What the task asks: Reproduce the material in full, unchanged.

Extracted information:
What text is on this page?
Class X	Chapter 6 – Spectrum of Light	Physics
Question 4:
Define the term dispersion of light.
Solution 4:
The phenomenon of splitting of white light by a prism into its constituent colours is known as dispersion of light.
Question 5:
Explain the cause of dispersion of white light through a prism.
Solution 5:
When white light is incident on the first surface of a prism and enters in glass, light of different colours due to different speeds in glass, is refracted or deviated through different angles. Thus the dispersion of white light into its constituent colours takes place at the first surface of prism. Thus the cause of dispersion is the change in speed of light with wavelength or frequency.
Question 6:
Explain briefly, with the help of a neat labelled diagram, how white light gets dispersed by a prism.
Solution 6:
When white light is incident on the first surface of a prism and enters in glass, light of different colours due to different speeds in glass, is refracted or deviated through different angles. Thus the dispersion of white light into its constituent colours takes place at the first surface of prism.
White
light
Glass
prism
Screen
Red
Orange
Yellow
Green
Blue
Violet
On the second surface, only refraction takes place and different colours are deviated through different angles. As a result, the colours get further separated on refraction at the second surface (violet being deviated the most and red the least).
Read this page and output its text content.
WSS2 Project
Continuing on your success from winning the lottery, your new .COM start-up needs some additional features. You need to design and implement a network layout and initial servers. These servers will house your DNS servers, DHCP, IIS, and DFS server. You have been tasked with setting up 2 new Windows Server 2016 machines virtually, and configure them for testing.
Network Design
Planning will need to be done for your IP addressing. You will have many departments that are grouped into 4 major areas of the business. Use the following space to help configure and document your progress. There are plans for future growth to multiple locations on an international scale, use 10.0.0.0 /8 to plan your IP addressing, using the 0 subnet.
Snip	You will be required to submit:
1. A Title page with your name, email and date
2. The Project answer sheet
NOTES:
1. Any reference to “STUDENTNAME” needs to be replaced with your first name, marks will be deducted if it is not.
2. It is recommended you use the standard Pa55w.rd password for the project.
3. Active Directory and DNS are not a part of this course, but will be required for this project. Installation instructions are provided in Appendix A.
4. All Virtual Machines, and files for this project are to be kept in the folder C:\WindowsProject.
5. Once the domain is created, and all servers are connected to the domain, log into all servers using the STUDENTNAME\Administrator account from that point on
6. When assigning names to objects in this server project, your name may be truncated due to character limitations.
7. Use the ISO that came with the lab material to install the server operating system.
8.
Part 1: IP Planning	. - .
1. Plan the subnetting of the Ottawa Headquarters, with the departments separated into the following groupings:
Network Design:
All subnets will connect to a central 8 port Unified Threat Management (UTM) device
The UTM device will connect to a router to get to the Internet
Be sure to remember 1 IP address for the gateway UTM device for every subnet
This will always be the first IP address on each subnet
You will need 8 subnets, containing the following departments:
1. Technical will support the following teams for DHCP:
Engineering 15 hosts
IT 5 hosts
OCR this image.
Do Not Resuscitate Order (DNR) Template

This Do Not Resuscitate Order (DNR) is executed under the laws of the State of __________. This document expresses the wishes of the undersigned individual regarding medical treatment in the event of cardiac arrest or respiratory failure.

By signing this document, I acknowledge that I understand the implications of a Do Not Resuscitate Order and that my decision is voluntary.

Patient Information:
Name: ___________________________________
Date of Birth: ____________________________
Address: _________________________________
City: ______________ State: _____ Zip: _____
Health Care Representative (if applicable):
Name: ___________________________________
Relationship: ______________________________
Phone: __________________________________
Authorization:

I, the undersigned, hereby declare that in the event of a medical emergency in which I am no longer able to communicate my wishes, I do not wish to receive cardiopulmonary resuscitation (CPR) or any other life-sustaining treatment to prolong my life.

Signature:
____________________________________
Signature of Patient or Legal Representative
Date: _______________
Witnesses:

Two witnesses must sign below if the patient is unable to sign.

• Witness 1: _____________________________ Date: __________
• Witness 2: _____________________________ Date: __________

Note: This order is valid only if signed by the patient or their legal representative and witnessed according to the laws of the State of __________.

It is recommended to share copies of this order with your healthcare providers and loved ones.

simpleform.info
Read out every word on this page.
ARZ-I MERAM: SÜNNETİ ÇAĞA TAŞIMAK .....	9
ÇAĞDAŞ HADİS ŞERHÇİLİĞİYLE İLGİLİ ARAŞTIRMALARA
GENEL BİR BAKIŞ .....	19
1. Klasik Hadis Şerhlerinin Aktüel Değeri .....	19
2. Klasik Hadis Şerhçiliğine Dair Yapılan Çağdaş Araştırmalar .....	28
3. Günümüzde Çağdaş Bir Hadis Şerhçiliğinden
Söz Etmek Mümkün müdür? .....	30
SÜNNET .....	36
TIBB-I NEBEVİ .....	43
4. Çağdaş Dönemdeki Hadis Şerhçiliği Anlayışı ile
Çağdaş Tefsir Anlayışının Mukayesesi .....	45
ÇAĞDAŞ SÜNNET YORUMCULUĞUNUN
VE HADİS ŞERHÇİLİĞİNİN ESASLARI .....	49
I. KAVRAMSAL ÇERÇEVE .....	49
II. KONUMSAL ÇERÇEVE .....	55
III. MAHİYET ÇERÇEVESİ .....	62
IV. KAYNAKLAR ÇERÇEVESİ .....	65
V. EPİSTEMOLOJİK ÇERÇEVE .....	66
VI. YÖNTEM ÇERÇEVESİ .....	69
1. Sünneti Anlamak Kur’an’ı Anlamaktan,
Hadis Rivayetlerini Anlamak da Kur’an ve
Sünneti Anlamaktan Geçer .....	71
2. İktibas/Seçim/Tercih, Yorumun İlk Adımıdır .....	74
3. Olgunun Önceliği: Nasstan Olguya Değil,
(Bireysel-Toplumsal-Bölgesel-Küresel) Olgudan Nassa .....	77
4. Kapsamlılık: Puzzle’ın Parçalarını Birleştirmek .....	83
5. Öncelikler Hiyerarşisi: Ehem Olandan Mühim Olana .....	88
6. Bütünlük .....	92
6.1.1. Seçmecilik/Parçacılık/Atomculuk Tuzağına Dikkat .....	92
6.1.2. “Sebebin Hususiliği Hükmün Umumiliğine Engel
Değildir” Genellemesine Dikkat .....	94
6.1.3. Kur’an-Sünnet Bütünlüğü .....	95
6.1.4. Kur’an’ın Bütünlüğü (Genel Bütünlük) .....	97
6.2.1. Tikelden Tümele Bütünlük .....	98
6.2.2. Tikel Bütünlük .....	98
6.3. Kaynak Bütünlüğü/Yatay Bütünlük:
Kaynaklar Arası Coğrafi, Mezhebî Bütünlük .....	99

Solution to this exercise:
What text is on this page?
Class X	Chapter 6 – Spectrum of Light	Physics
Question 4:
Define the term dispersion of light.
Solution 4:
The phenomenon of splitting of white light by a prism into its constituent colours is known as dispersion of light.
Question 5:
Explain the cause of dispersion of white light through a prism.
Solution 5:
When white light is incident on the first surface of a prism and enters in glass, light of different colours due to different speeds in glass, is refracted or deviated through different angles. Thus the dispersion of white light into its constituent colours takes place at the first surface of prism. Thus the cause of dispersion is the change in speed of light with wavelength or frequency.
Question 6:
Explain briefly, with the help of a neat labelled diagram, how white light gets dispersed by a prism.
Solution 6:
When white light is incident on the first surface of a prism and enters in glass, light of different colours due to different speeds in glass, is refracted or deviated through different angles. Thus the dispersion of white light into its constituent colours takes place at the first surface of prism.
White
light
Glass
prism
Screen
Red
Orange
Yellow
Green
Blue
Violet
On the second surface, only refraction takes place and different colours are deviated through different angles. As a result, the colours get further separated on refraction at the second surface (violet being deviated the most and red the least).
Read this page and output its text content.
WSS2 Project
Continuing on your success from winning the lottery, your new .COM start-up needs some additional features. You need to design and implement a network layout and initial servers. These servers will house your DNS servers, DHCP, IIS, and DFS server. You have been tasked with setting up 2 new Windows Server 2016 machines virtually, and configure them for testing.
Network Design
Planning will need to be done for your IP addressing. You will have many departments that are grouped into 4 major areas of the business. Use the following space to help configure and document your progress. There are plans for future growth to multiple locations on an international scale, use 10.0.0.0 /8 to plan your IP addressing, using the 0 subnet.
Snip	You will be required to submit:
1. A Title page with your name, email and date
2. The Project answer sheet
NOTES:
1. Any reference to “STUDENTNAME” needs to be replaced with your first name, marks will be deducted if it is not.
2. It is recommended you use the standard Pa55w.rd password for the project.
3. Active Directory and DNS are not a part of this course, but will be required for this project. Installation instructions are provided in Appendix A.
4. All Virtual Machines, and files for this project are to be kept in the folder C:\WindowsProject.
5. Once the domain is created, and all servers are connected to the domain, log into all servers using the STUDENTNAME\Administrator account from that point on
6. When assigning names to objects in this server project, your name may be truncated due to character limitations.
7. Use the ISO that came with the lab material to install the server operating system.
8.
Part 1: IP Planning	. - .
1. Plan the subnetting of the Ottawa Headquarters, with the departments separated into the following groupings:
Network Design:
All subnets will connect to a central 8 port Unified Threat Management (UTM) device
The UTM device will connect to a router to get to the Internet
Be sure to remember 1 IP address for the gateway UTM device for every subnet
This will always be the first IP address on each subnet
You will need 8 subnets, containing the following departments:
1. Technical will support the following teams for DHCP:
Engineering 15 hosts
IT 5 hosts
OCR this image.
Do Not Resuscitate Order (DNR) Template

This Do Not Resuscitate Order (DNR) is executed under the laws of the State of __________. This document expresses the wishes of the undersigned individual regarding medical treatment in the event of cardiac arrest or respiratory failure.

By signing this document, I acknowledge that I understand the implications of a Do Not Resuscitate Order and that my decision is voluntary.

Patient Information:
Name: ___________________________________
Date of Birth: ____________________________
Address: _________________________________
City: ______________ State: _____ Zip: _____
Health Care Representative (if applicable):
Name: ___________________________________
Relationship: ______________________________
Phone: __________________________________
Authorization:

I, the undersigned, hereby declare that in the event of a medical emergency in which I am no longer able to communicate my wishes, I do not wish to receive cardiopulmonary resuscitation (CPR) or any other life-sustaining treatment to prolong my life.

Signature:
____________________________________
Signature of Patient or Legal Representative
Date: _______________
Witnesses:

Two witnesses must sign below if the patient is unable to sign.

• Witness 1: _____________________________ Date: __________
• Witness 2: _____________________________ Date: __________

Note: This order is valid only if signed by the patient or their legal representative and witnessed according to the laws of the State of __________.

It is recommended to share copies of this order with your healthcare providers and loved ones.

simpleform.info
Read out every word on this page.
ARZ-I MERAM: SÜNNETİ ÇAĞA TAŞIMAK .....	9
ÇAĞDAŞ HADİS ŞERHÇİLİĞİYLE İLGİLİ ARAŞTIRMALARA
GENEL BİR BAKIŞ .....	19
1. Klasik Hadis Şerhlerinin Aktüel Değeri .....	19
2. Klasik Hadis Şerhçiliğine Dair Yapılan Çağdaş Araştırmalar .....	28
3. Günümüzde Çağdaş Bir Hadis Şerhçiliğinden
Söz Etmek Mümkün müdür? .....	30
SÜNNET .....	36
TIBB-I NEBEVİ .....	43
4. Çağdaş Dönemdeki Hadis Şerhçiliği Anlayışı ile
Çağdaş Tefsir Anlayışının Mukayesesi .....	45
ÇAĞDAŞ SÜNNET YORUMCULUĞUNUN
VE HADİS ŞERHÇİLİĞİNİN ESASLARI .....	49
I. KAVRAMSAL ÇERÇEVE .....	49
II. KONUMSAL ÇERÇEVE .....	55
III. MAHİYET ÇERÇEVESİ .....	62
IV. KAYNAKLAR ÇERÇEVESİ .....	65
V. EPİSTEMOLOJİK ÇERÇEVE .....	66
VI. YÖNTEM ÇERÇEVESİ .....	69
1. Sünneti Anlamak Kur’an’ı Anlamaktan,
Hadis Rivayetlerini Anlamak da Kur’an ve
Sünneti Anlamaktan Geçer .....	71
2. İktibas/Seçim/Tercih, Yorumun İlk Adımıdır .....	74
3. Olgunun Önceliği: Nasstan Olguya Değil,
(Bireysel-Toplumsal-Bölgesel-Küresel) Olgudan Nassa .....	77
4. Kapsamlılık: Puzzle’ın Parçalarını Birleştirmek .....	83
5. Öncelikler Hiyerarşisi: Ehem Olandan Mühim Olana .....	88
6. Bütünlük .....	92
6.1.1. Seçmecilik/Parçacılık/Atomculuk Tuzağına Dikkat .....	92
6.1.2. “Sebebin Hususiliği Hükmün Umumiliğine Engel
Değildir” Genellemesine Dikkat .....	94
6.1.3. Kur’an-Sünnet Bütünlüğü .....	95
6.1.4. Kur’an’ın Bütünlüğü (Genel Bütünlük) .....	97
6.2.1. Tikelden Tümele Bütünlük .....	98
6.2.2. Tikel Bütünlük .....	98
6.3. Kaynak Bütünlüğü/Yatay Bütünlük:
Kaynaklar Arası Coğrafi, Mezhebî Bütünlük .....	99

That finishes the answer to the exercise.